Task brief: Output each entry verbatim and exclude every picture from it.

Data excerpts:

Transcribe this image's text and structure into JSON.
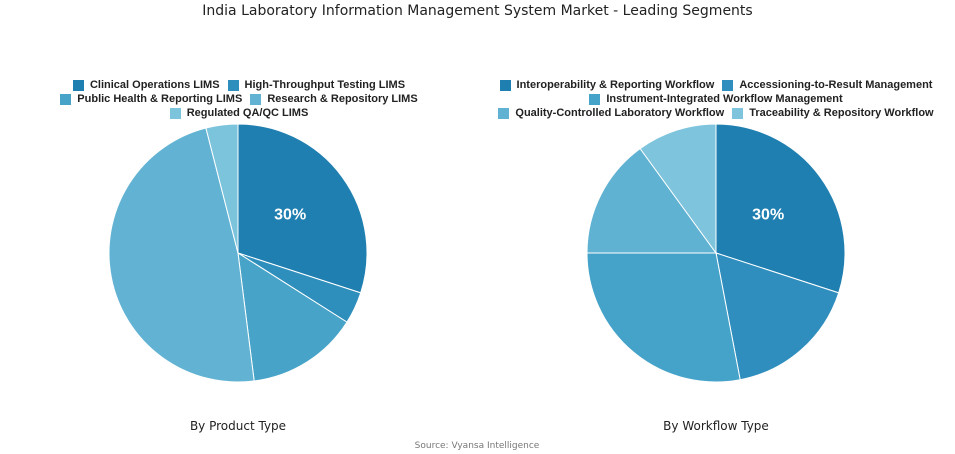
{
  "title": "India Laboratory Information Management System Market - Leading Segments",
  "source": "Source: Vyansa Intelligence",
  "chart_data": [
    {
      "type": "pie",
      "title": "By Product Type",
      "categories": [
        "Clinical Operations LIMS",
        "High-Throughput Testing LIMS",
        "Public Health & Reporting LIMS",
        "Research & Repository LIMS",
        "Regulated QA/QC LIMS"
      ],
      "values": [
        30,
        4,
        14,
        48,
        4
      ],
      "value_labels": [
        "30%",
        null,
        null,
        null,
        null
      ],
      "colors": [
        "#1f7fb0",
        "#2e8fbd",
        "#47a4c8",
        "#62b3d3",
        "#7cc3dc"
      ]
    },
    {
      "type": "pie",
      "title": "By Workflow Type",
      "categories": [
        "Interoperability & Reporting Workflow",
        "Accessioning-to-Result Management",
        "Instrument-Integrated Workflow Management",
        "Quality-Controlled Laboratory Workflow",
        "Traceability & Repository Workflow"
      ],
      "values": [
        30,
        17,
        28,
        15,
        10
      ],
      "value_labels": [
        "30%",
        null,
        null,
        null,
        null
      ],
      "colors": [
        "#1f7fb0",
        "#2f8ebd",
        "#45a2c9",
        "#60b2d2",
        "#7ec4dd"
      ]
    }
  ]
}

Solved problem:
Transcribe this image's text and structure into JSON.
{
  "title": "India Laboratory Information Management System Market - Leading Segments",
  "source": "Source: Vyansa Intelligence",
  "chart_data": [
    {
      "type": "pie",
      "title": "By Product Type",
      "categories": [
        "Clinical Operations LIMS",
        "High-Throughput Testing LIMS",
        "Public Health & Reporting LIMS",
        "Research & Repository LIMS",
        "Regulated QA/QC LIMS"
      ],
      "values": [
        30,
        4,
        14,
        48,
        4
      ],
      "value_labels": [
        "30%",
        null,
        null,
        null,
        null
      ],
      "colors": [
        "#1f7fb0",
        "#2e8fbd",
        "#47a4c8",
        "#62b3d3",
        "#7cc3dc"
      ]
    },
    {
      "type": "pie",
      "title": "By Workflow Type",
      "categories": [
        "Interoperability & Reporting Workflow",
        "Accessioning-to-Result Management",
        "Instrument-Integrated Workflow Management",
        "Quality-Controlled Laboratory Workflow",
        "Traceability & Repository Workflow"
      ],
      "values": [
        30,
        17,
        28,
        15,
        10
      ],
      "value_labels": [
        "30%",
        null,
        null,
        null,
        null
      ],
      "colors": [
        "#1f7fb0",
        "#2f8ebd",
        "#45a2c9",
        "#60b2d2",
        "#7ec4dd"
      ]
    }
  ]
}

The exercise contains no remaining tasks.